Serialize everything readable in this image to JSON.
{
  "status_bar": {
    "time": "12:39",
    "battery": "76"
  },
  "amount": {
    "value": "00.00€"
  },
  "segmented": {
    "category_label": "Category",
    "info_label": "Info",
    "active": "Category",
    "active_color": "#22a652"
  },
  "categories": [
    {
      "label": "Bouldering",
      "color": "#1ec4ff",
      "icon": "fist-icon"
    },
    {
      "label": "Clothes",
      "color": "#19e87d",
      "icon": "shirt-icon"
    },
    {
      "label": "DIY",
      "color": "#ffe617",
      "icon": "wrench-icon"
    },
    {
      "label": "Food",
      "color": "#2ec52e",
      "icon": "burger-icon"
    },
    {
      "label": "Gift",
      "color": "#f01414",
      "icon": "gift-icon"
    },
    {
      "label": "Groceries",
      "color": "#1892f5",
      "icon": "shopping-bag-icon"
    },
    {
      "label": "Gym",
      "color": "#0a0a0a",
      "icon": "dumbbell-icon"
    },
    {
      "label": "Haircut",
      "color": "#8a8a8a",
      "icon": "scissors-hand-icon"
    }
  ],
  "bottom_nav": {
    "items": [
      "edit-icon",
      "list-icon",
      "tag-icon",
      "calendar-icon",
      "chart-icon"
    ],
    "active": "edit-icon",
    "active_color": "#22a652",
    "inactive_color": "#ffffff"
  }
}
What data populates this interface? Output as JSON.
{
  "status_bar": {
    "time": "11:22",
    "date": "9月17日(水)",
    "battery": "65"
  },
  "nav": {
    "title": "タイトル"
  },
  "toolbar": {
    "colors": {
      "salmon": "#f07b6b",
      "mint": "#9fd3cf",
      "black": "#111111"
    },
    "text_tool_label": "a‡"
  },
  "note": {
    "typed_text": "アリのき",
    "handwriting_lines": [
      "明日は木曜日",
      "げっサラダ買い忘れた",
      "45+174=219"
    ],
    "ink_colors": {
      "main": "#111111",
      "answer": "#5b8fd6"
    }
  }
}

================

• **What you will do**
Where a line of the material above holds the string "Category", copy that line.

• **Answer to the exercise**
    "category_label": "Category",
    "active": "Category",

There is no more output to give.